§ Request
Return each line that holds the word "External".

§ Material to process

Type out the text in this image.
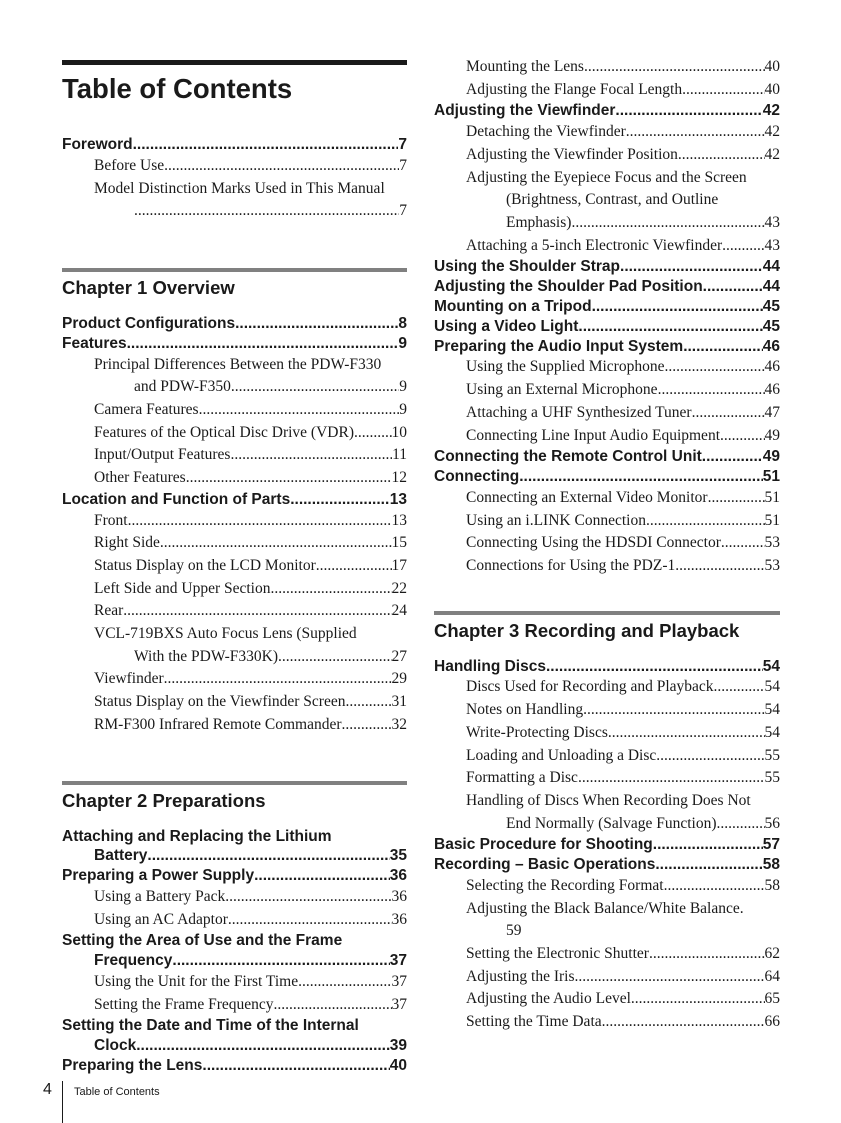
Table of Contents
Foreword .....	7
Before Use .....	7
Model Distinction Marks Used in This Manual
.....
7
Chapter 1 Overview
Product Configurations .....	8
Features .....	9
Principal Differences Between the PDW-F330
and PDW-F350 .....	9
Camera Features .....	9
Features of the Optical Disc Drive (VDR) ..... 10
Input/Output Features .....	11
Other Features .....	12
Location and Function of Parts .....	13
Front .....	13
Right Side .....	15
Status Display on the LCD Monitor .....	17
Left Side and Upper Section .....	22
Rear .....	24
VCL-719BXS Auto Focus Lens (Supplied
With the PDW-F330K) .....	27
Viewfinder .....	29
Status Display on the Viewfinder Screen .....	31
RM-F300 Infrared Remote Commander .....	32
Chapter 2 Preparations
Attaching and Replacing the Lithium
Battery .....	35
Preparing a Power Supply .....	36
Using a Battery Pack .....	36
Using an AC Adaptor .....	36
Setting the Area of Use and the Frame
Frequency .....	37
Using the Unit for the First Time .....	37
Setting the Frame Frequency .....	37
Setting the Date and Time of the Internal
Clock .....	39
Preparing the Lens .....	40
Mounting the Lens .....	40
Adjusting the Flange Focal Length .....	40
Adjusting the Viewfinder .....	42
Detaching the Viewfinder .....	42
Adjusting the Viewfinder Position .....	42
Adjusting the Eyepiece Focus and the Screen
(Brightness, Contrast, and Outline
Emphasis) .....	43
Attaching a 5-inch Electronic Viewfinder .....	43
Using the Shoulder Strap .....	44
Adjusting the Shoulder Pad Position .....	44
Mounting on a Tripod .....	45
Using a Video Light .....	45
Preparing the Audio Input System .....	46
Using the Supplied Microphone .....	46
Using an External Microphone .....	46
Attaching a UHF Synthesized Tuner .....	47
Connecting Line Input Audio Equipment .....	49
Connecting the Remote Control Unit .....	49
Connecting .....	51
Connecting an External Video Monitor .....	51
Using an i.LINK Connection .....	51
Connecting Using the HDSDI Connector .....	53
Connections for Using the PDZ-1 .....	53
Chapter 3 Recording and Playback
Handling Discs .....	54
Discs Used for Recording and Playback .....	54
Notes on Handling .....	54
Write-Protecting Discs .....	54
Loading and Unloading a Disc .....	55
Formatting a Disc .....	55
Handling of Discs When Recording Does Not
End Normally (Salvage Function) .....	56
Basic Procedure for Shooting .....	57
Recording – Basic Operations .....	58
Selecting the Recording Format .....	58
Adjusting the Black Balance/White Balance.
59
Setting the Electronic Shutter .....	62
Adjusting the Iris .....	64
Adjusting the Audio Level .....	65
Setting the Time Data .....	66
4 Table of Contents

§ Task response
Using an External Microphone .....	46
Connecting an External Video Monitor .....	51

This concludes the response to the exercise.